> Work to be completed: Skip the images and return the records below exactly.

> Dataset records on visual material:
::::::::::

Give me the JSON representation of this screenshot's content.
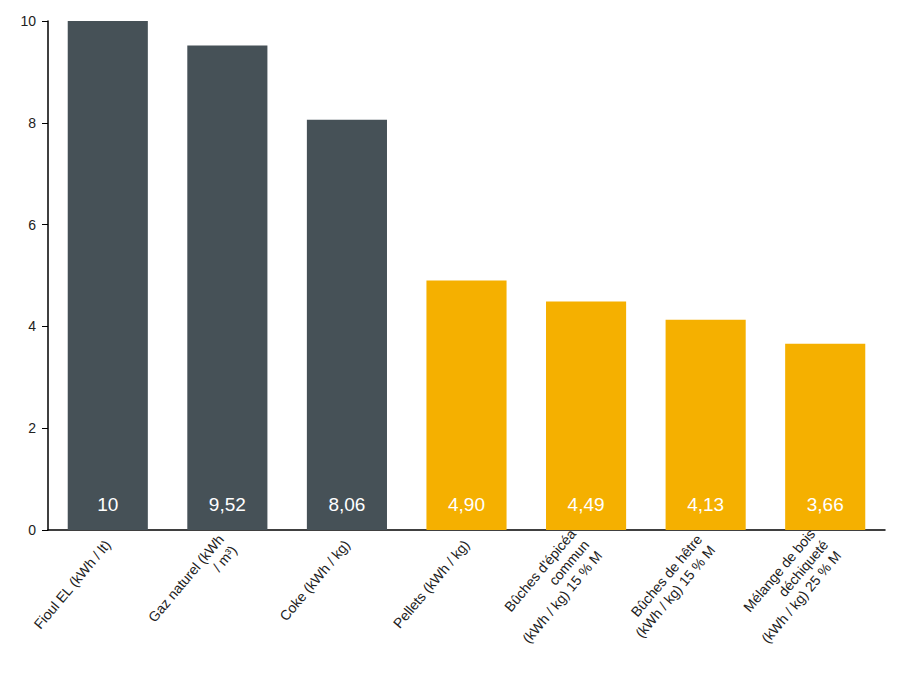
{
  "chart_data": {
    "type": "bar",
    "categories": [
      "Fioul EL (kWh / lt)",
      "Gaz naturel (kWh\n/ m³)",
      "Coke (kWh / kg)",
      "Pellets (kWh / kg)",
      "Bûches d'épicéa\ncommun\n(kWh / kg) 15 % M",
      "Bûches de hêtre\n(kWh / kg) 15 % M",
      "Mélange de bois\ndéchiqueté\n(kWh / kg) 25 % M"
    ],
    "values": [
      10,
      9.52,
      8.06,
      4.9,
      4.49,
      4.13,
      3.66
    ],
    "value_labels": [
      "10",
      "9,52",
      "8,06",
      "4,90",
      "4,49",
      "4,13",
      "3,66"
    ],
    "colors": [
      "#465157",
      "#465157",
      "#465157",
      "#f5b000",
      "#f5b000",
      "#f5b000",
      "#f5b000"
    ],
    "data_labels": true,
    "ylim": [
      0,
      10
    ],
    "yticks": [
      0,
      2,
      4,
      6,
      8,
      10
    ],
    "grid": false
  }
}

::::::::::

> Response to this task:
Give me the JSON representation of this screenshot's content.
{
  "chart_data": {
    "type": "bar",
    "categories": [
      "Fioul EL (kWh / lt)",
      "Gaz naturel (kWh\n/ m³)",
      "Coke (kWh / kg)",
      "Pellets (kWh / kg)",
      "Bûches d'épicéa\ncommun\n(kWh / kg) 15 % M",
      "Bûches de hêtre\n(kWh / kg) 15 % M",
      "Mélange de bois\ndéchiqueté\n(kWh / kg) 25 % M"
    ],
    "values": [
      10,
      9.52,
      8.06,
      4.9,
      4.49,
      4.13,
      3.66
    ],
    "value_labels": [
      "10",
      "9,52",
      "8,06",
      "4,90",
      "4,49",
      "4,13",
      "3,66"
    ],
    "colors": [
      "#465157",
      "#465157",
      "#465157",
      "#f5b000",
      "#f5b000",
      "#f5b000",
      "#f5b000"
    ],
    "data_labels": true,
    "ylim": [
      0,
      10
    ],
    "yticks": [
      0,
      2,
      4,
      6,
      8,
      10
    ],
    "grid": false
  }
}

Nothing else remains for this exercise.